- _Records for processing_

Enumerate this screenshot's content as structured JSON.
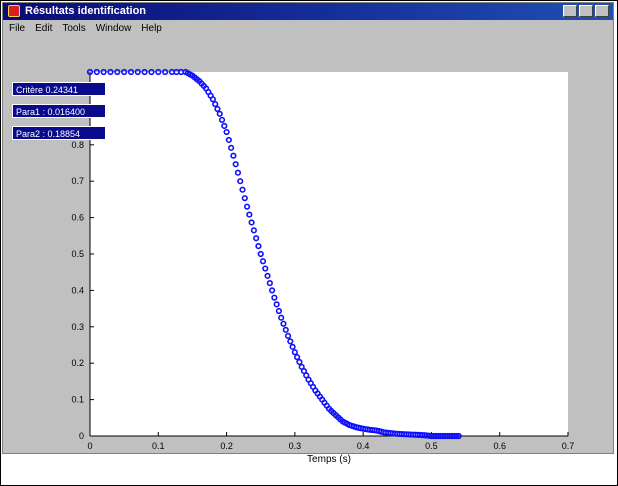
{
  "window": {
    "title": "Résultats identification",
    "menu": [
      "File",
      "Edit",
      "Tools",
      "Window",
      "Help"
    ]
  },
  "info_labels": [
    "Critère 0.24341",
    "Para1 : 0.016400",
    "Para2 : 0.18854"
  ],
  "colors": {
    "series": "#1010ff",
    "title_bar": "#0a0a78",
    "window_bg": "#c0c0c0"
  },
  "chart_data": {
    "type": "scatter",
    "xlabel": "Temps (s)",
    "ylabel": "",
    "title": "",
    "xlim": [
      0,
      0.7
    ],
    "ylim": [
      0,
      1
    ],
    "x_ticks": [
      "0",
      "0.1",
      "0.2",
      "0.3",
      "0.4",
      "0.5",
      "0.6",
      "0.7"
    ],
    "y_ticks": [
      "0",
      "0.1",
      "0.2",
      "0.3",
      "0.4",
      "0.5",
      "0.6",
      "0.7",
      "0.8"
    ],
    "series": [
      {
        "values": [
          [
            0.0,
            1.0
          ],
          [
            0.03,
            1.0
          ],
          [
            0.06,
            1.0
          ],
          [
            0.09,
            1.0
          ],
          [
            0.12,
            1.0
          ],
          [
            0.14,
            1.0
          ],
          [
            0.15,
            0.99
          ],
          [
            0.16,
            0.975
          ],
          [
            0.17,
            0.955
          ],
          [
            0.18,
            0.925
          ],
          [
            0.19,
            0.885
          ],
          [
            0.2,
            0.835
          ],
          [
            0.21,
            0.77
          ],
          [
            0.22,
            0.7
          ],
          [
            0.23,
            0.63
          ],
          [
            0.24,
            0.565
          ],
          [
            0.25,
            0.5
          ],
          [
            0.26,
            0.44
          ],
          [
            0.27,
            0.38
          ],
          [
            0.28,
            0.325
          ],
          [
            0.29,
            0.275
          ],
          [
            0.3,
            0.23
          ],
          [
            0.31,
            0.19
          ],
          [
            0.32,
            0.155
          ],
          [
            0.33,
            0.125
          ],
          [
            0.34,
            0.1
          ],
          [
            0.35,
            0.075
          ],
          [
            0.36,
            0.057
          ],
          [
            0.37,
            0.04
          ],
          [
            0.38,
            0.03
          ],
          [
            0.39,
            0.024
          ],
          [
            0.4,
            0.02
          ],
          [
            0.41,
            0.017
          ],
          [
            0.42,
            0.015
          ],
          [
            0.43,
            0.01
          ],
          [
            0.44,
            0.008
          ],
          [
            0.45,
            0.006
          ],
          [
            0.46,
            0.005
          ],
          [
            0.47,
            0.004
          ],
          [
            0.48,
            0.003
          ],
          [
            0.49,
            0.002
          ],
          [
            0.5,
            0.0
          ],
          [
            0.51,
            0.0
          ],
          [
            0.52,
            0.0
          ],
          [
            0.53,
            0.0
          ],
          [
            0.54,
            0.0
          ]
        ]
      }
    ]
  }
}
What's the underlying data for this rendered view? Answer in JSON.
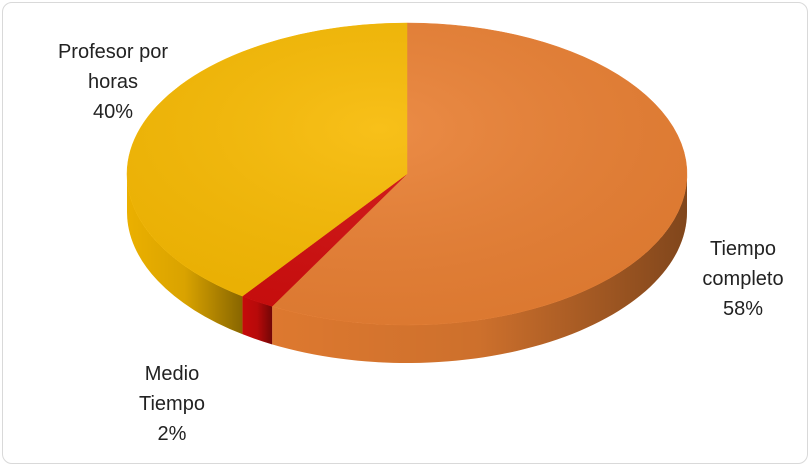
{
  "chart_data": {
    "type": "pie",
    "title": "",
    "slices": [
      {
        "label_lines": [
          "Tiempo",
          "completo"
        ],
        "value": 58,
        "value_label": "58%",
        "color": "#E97F32",
        "dark": "#8C4317"
      },
      {
        "label_lines": [
          "Medio",
          "Tiempo"
        ],
        "value": 2,
        "value_label": "2%",
        "color": "#D00B0B",
        "dark": "#7A0505"
      },
      {
        "label_lines": [
          "Profesor por",
          "horas"
        ],
        "value": 40,
        "value_label": "40%",
        "color": "#F7B900",
        "dark": "#B57F00"
      }
    ],
    "legend": "none",
    "style": "3d"
  }
}
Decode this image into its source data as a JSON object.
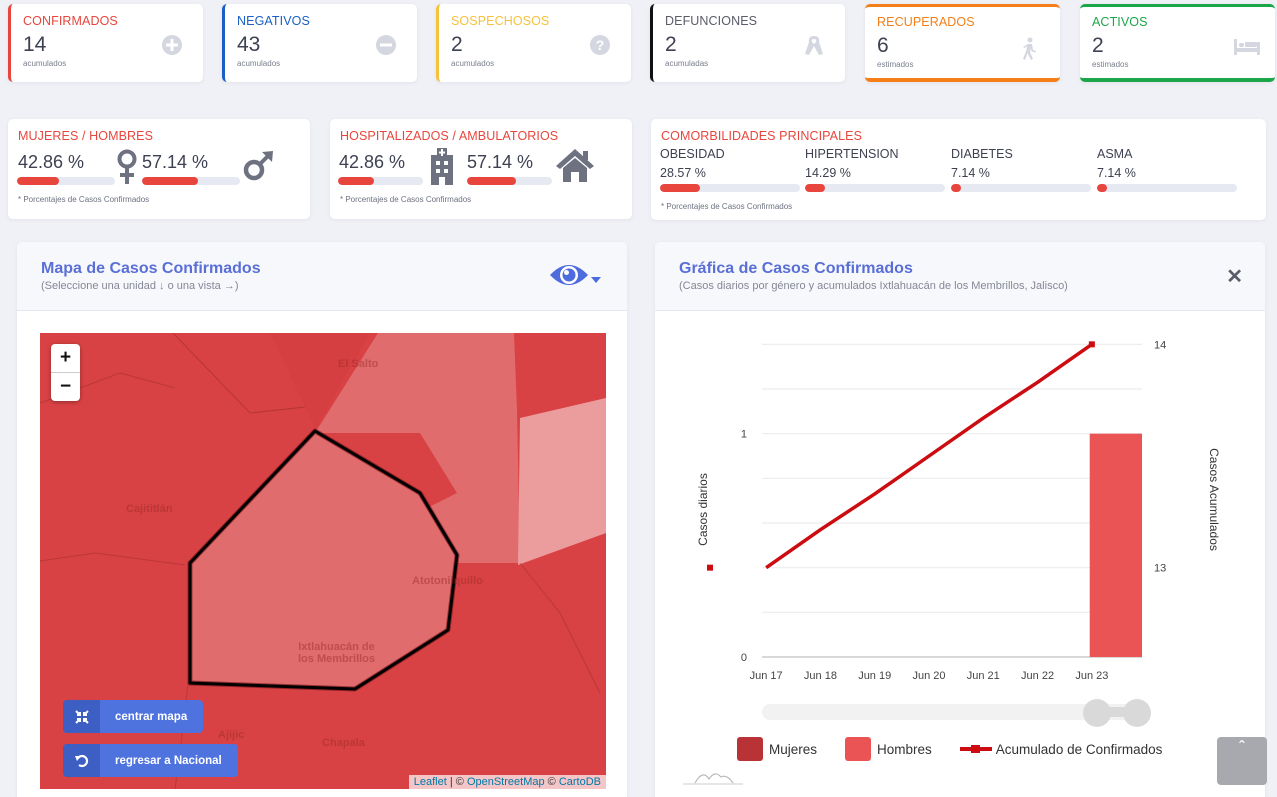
{
  "stats": [
    {
      "title": "CONFIRMADOS",
      "value": "14",
      "sub": "acumulados",
      "color": "#e8463d",
      "icon": "plus-circle-icon"
    },
    {
      "title": "NEGATIVOS",
      "value": "43",
      "sub": "acumulados",
      "color": "#1b5fc6",
      "icon": "minus-circle-icon"
    },
    {
      "title": "SOSPECHOSOS",
      "value": "2",
      "sub": "acumulados",
      "color": "#f6c23e",
      "icon": "question-circle-icon"
    },
    {
      "title": "DEFUNCIONES",
      "value": "2",
      "sub": "acumuladas",
      "color": "#111111",
      "icon": "ribbon-icon"
    },
    {
      "title": "RECUPERADOS",
      "value": "6",
      "sub": "estimados",
      "color": "#f47e17",
      "icon": "walking-icon"
    },
    {
      "title": "ACTIVOS",
      "value": "2",
      "sub": "estimados",
      "color": "#1ca64a",
      "icon": "bed-icon"
    }
  ],
  "gender": {
    "title": "MUJERES / HOMBRES",
    "women_pct": "42.86 %",
    "women_value": 42.86,
    "men_pct": "57.14 %",
    "men_value": 57.14,
    "footnote": "* Porcentajes  de Casos Confirmados"
  },
  "hospital": {
    "title": "HOSPITALIZADOS / AMBULATORIOS",
    "hosp_pct": "42.86 %",
    "hosp_value": 42.86,
    "amb_pct": "57.14 %",
    "amb_value": 57.14,
    "footnote": "* Porcentajes  de Casos Confirmados"
  },
  "comorbidities": {
    "title": "COMORBILIDADES PRINCIPALES",
    "items": [
      {
        "label": "OBESIDAD",
        "pct": "28.57 %",
        "value": 28.57
      },
      {
        "label": "HIPERTENSION",
        "pct": "14.29 %",
        "value": 14.29
      },
      {
        "label": "DIABETES",
        "pct": "7.14 %",
        "value": 7.14
      },
      {
        "label": "ASMA",
        "pct": "7.14 %",
        "value": 7.14
      }
    ],
    "footnote": "* Porcentajes  de Casos Confirmados"
  },
  "map_panel": {
    "title": "Mapa de Casos Confirmados",
    "subtitle": "(Seleccione una unidad ↓ o una vista →)",
    "zoom_in": "+",
    "zoom_out": "−",
    "center_button": "centrar mapa",
    "national_button": "regresar a Nacional",
    "attribution": {
      "leaflet": "Leaflet",
      "sep": " | © ",
      "osm": "OpenStreetMap",
      "sep2": " © ",
      "carto": "CartoDB"
    },
    "places": [
      "El Salto",
      "Cajititlán",
      "Atotonilquillo",
      "Ixtlahuacán de",
      "los Membrillos",
      "Ajijic",
      "Chapala"
    ]
  },
  "chart_panel": {
    "title": "Gráfica de Casos Confirmados",
    "subtitle": "(Casos diarios por género y acumulados Ixtlahuacán de los Membrillos, Jalisco)",
    "close": "✕"
  },
  "chart_data": {
    "type": "bar",
    "title": "Gráfica de Casos Confirmados",
    "categories": [
      "Jun 17",
      "Jun 18",
      "Jun 19",
      "Jun 20",
      "Jun 21",
      "Jun 22",
      "Jun 23"
    ],
    "series": [
      {
        "name": "Mujeres",
        "type": "bar",
        "axis": "left",
        "color": "#b83236",
        "values": [
          0,
          0,
          0,
          0,
          0,
          0,
          0
        ]
      },
      {
        "name": "Hombres",
        "type": "bar",
        "axis": "left",
        "color": "#ea5455",
        "values": [
          0,
          0,
          0,
          0,
          0,
          0,
          1
        ]
      },
      {
        "name": "Acumulado de Confirmados",
        "type": "line",
        "axis": "right",
        "color": "#cc0c10",
        "values": [
          13,
          13.17,
          13.33,
          13.5,
          13.67,
          13.83,
          14
        ]
      }
    ],
    "ylabel": "Casos diarios",
    "ylabel_right": "Casos Acumulados",
    "yticks_left": [
      0,
      1
    ],
    "yticks_right": [
      13,
      14
    ],
    "ylim_left": [
      0,
      1.5
    ],
    "ylim_right": [
      12.6,
      14.1
    ],
    "grid": true,
    "legend": "bottom"
  },
  "scroll_top": "ˆ"
}
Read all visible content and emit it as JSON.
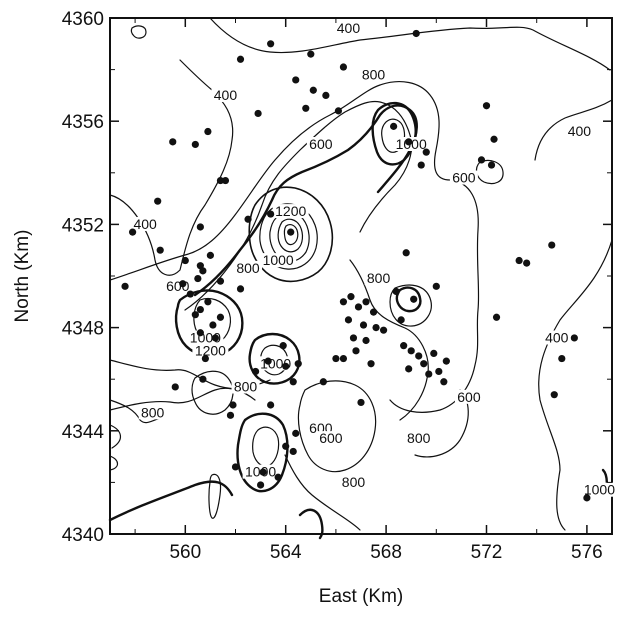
{
  "chart_data": {
    "type": "contour",
    "xlabel": "East (Km)",
    "ylabel": "North (Km)",
    "xlim": [
      557,
      577
    ],
    "ylim": [
      4340,
      4360
    ],
    "x_ticks": [
      560,
      564,
      568,
      572,
      576
    ],
    "y_ticks": [
      4340,
      4344,
      4348,
      4352,
      4356,
      4360
    ],
    "grid": false,
    "contour_levels_labeled": [
      400,
      600,
      800,
      1000,
      1200
    ],
    "contour_labels": [
      {
        "text": "400",
        "x": 566.5,
        "y": 4359.5
      },
      {
        "text": "400",
        "x": 561.6,
        "y": 4356.9
      },
      {
        "text": "400",
        "x": 558.4,
        "y": 4351.9
      },
      {
        "text": "400",
        "x": 575.7,
        "y": 4355.5
      },
      {
        "text": "400",
        "x": 574.8,
        "y": 4347.5
      },
      {
        "text": "800",
        "x": 567.5,
        "y": 4357.7
      },
      {
        "text": "600",
        "x": 565.4,
        "y": 4355.0
      },
      {
        "text": "1000",
        "x": 569.0,
        "y": 4355.0
      },
      {
        "text": "600",
        "x": 571.1,
        "y": 4353.7
      },
      {
        "text": "600",
        "x": 559.7,
        "y": 4349.5
      },
      {
        "text": "1200",
        "x": 564.2,
        "y": 4352.4
      },
      {
        "text": "1000",
        "x": 563.7,
        "y": 4350.5
      },
      {
        "text": "800",
        "x": 562.5,
        "y": 4350.2
      },
      {
        "text": "800",
        "x": 567.7,
        "y": 4349.8
      },
      {
        "text": "1000",
        "x": 560.8,
        "y": 4347.5
      },
      {
        "text": "1200",
        "x": 561.0,
        "y": 4347.0
      },
      {
        "text": "1000",
        "x": 563.6,
        "y": 4346.5
      },
      {
        "text": "800",
        "x": 562.4,
        "y": 4345.6
      },
      {
        "text": "800",
        "x": 558.7,
        "y": 4344.6
      },
      {
        "text": "600",
        "x": 565.4,
        "y": 4344.0
      },
      {
        "text": "600",
        "x": 565.8,
        "y": 4343.6
      },
      {
        "text": "1000",
        "x": 563.0,
        "y": 4342.3
      },
      {
        "text": "800",
        "x": 566.7,
        "y": 4341.9
      },
      {
        "text": "600",
        "x": 571.3,
        "y": 4345.2
      },
      {
        "text": "800",
        "x": 569.3,
        "y": 4343.6
      },
      {
        "text": "1000",
        "x": 576.5,
        "y": 4341.6
      }
    ],
    "points": [
      [
        563.4,
        4359.0
      ],
      [
        565.0,
        4358.6
      ],
      [
        566.3,
        4358.1
      ],
      [
        562.2,
        4358.4
      ],
      [
        569.2,
        4359.4
      ],
      [
        564.4,
        4357.6
      ],
      [
        565.1,
        4357.2
      ],
      [
        565.6,
        4357.0
      ],
      [
        564.8,
        4356.5
      ],
      [
        566.1,
        4356.4
      ],
      [
        562.9,
        4356.3
      ],
      [
        559.5,
        4355.2
      ],
      [
        560.4,
        4355.1
      ],
      [
        560.9,
        4355.6
      ],
      [
        561.4,
        4353.7
      ],
      [
        561.6,
        4353.7
      ],
      [
        558.9,
        4352.9
      ],
      [
        560.6,
        4351.9
      ],
      [
        557.9,
        4351.7
      ],
      [
        572.0,
        4356.6
      ],
      [
        568.3,
        4355.8
      ],
      [
        568.9,
        4355.2
      ],
      [
        569.6,
        4354.8
      ],
      [
        569.4,
        4354.3
      ],
      [
        571.8,
        4354.5
      ],
      [
        572.3,
        4355.3
      ],
      [
        572.2,
        4354.3
      ],
      [
        562.5,
        4352.2
      ],
      [
        564.2,
        4351.7
      ],
      [
        563.4,
        4352.4
      ],
      [
        559.0,
        4351.0
      ],
      [
        560.0,
        4350.6
      ],
      [
        560.6,
        4350.4
      ],
      [
        560.7,
        4350.2
      ],
      [
        561.0,
        4350.8
      ],
      [
        561.4,
        4349.8
      ],
      [
        560.5,
        4349.9
      ],
      [
        559.9,
        4349.7
      ],
      [
        560.2,
        4349.3
      ],
      [
        557.6,
        4349.6
      ],
      [
        562.2,
        4349.5
      ],
      [
        560.9,
        4349.0
      ],
      [
        560.6,
        4348.7
      ],
      [
        560.4,
        4348.5
      ],
      [
        561.4,
        4348.4
      ],
      [
        561.1,
        4348.1
      ],
      [
        560.6,
        4347.8
      ],
      [
        561.2,
        4347.6
      ],
      [
        560.8,
        4346.8
      ],
      [
        563.9,
        4347.3
      ],
      [
        564.0,
        4346.5
      ],
      [
        563.3,
        4346.7
      ],
      [
        564.5,
        4346.6
      ],
      [
        562.8,
        4346.3
      ],
      [
        564.3,
        4345.9
      ],
      [
        566.3,
        4349.0
      ],
      [
        566.6,
        4349.2
      ],
      [
        566.9,
        4348.8
      ],
      [
        567.2,
        4349.0
      ],
      [
        567.5,
        4348.6
      ],
      [
        566.5,
        4348.3
      ],
      [
        567.1,
        4348.1
      ],
      [
        567.6,
        4348.0
      ],
      [
        566.7,
        4347.6
      ],
      [
        567.2,
        4347.5
      ],
      [
        566.8,
        4347.1
      ],
      [
        566.3,
        4346.8
      ],
      [
        567.4,
        4346.6
      ],
      [
        567.9,
        4347.9
      ],
      [
        566.0,
        4346.8
      ],
      [
        568.4,
        4349.4
      ],
      [
        569.1,
        4349.1
      ],
      [
        570.0,
        4349.6
      ],
      [
        572.4,
        4348.4
      ],
      [
        568.6,
        4348.3
      ],
      [
        568.7,
        4347.3
      ],
      [
        569.0,
        4347.1
      ],
      [
        569.3,
        4346.9
      ],
      [
        569.5,
        4346.6
      ],
      [
        569.9,
        4347.0
      ],
      [
        570.1,
        4346.3
      ],
      [
        570.4,
        4346.7
      ],
      [
        569.7,
        4346.2
      ],
      [
        570.3,
        4345.9
      ],
      [
        568.9,
        4346.4
      ],
      [
        568.8,
        4350.9
      ],
      [
        573.3,
        4350.6
      ],
      [
        573.6,
        4350.5
      ],
      [
        574.6,
        4351.2
      ],
      [
        575.5,
        4347.6
      ],
      [
        575.0,
        4346.8
      ],
      [
        574.7,
        4345.4
      ],
      [
        559.6,
        4345.7
      ],
      [
        560.7,
        4346.0
      ],
      [
        561.9,
        4345.0
      ],
      [
        561.8,
        4344.6
      ],
      [
        567.0,
        4345.1
      ],
      [
        565.5,
        4345.9
      ],
      [
        563.4,
        4345.0
      ],
      [
        562.0,
        4342.6
      ],
      [
        563.1,
        4342.4
      ],
      [
        564.0,
        4343.4
      ],
      [
        564.4,
        4343.9
      ],
      [
        564.3,
        4343.2
      ],
      [
        563.7,
        4342.2
      ],
      [
        563.0,
        4341.9
      ],
      [
        576.0,
        4341.4
      ]
    ]
  }
}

- _Exercise prompt_
Look over the material above and show each line where "Membrillos" appears.

- _Reply_
      "los Membrillos",
    "subtitle": "(Casos diarios por género y acumulados Ixtlahuacán de los Membrillos, Jalisco)",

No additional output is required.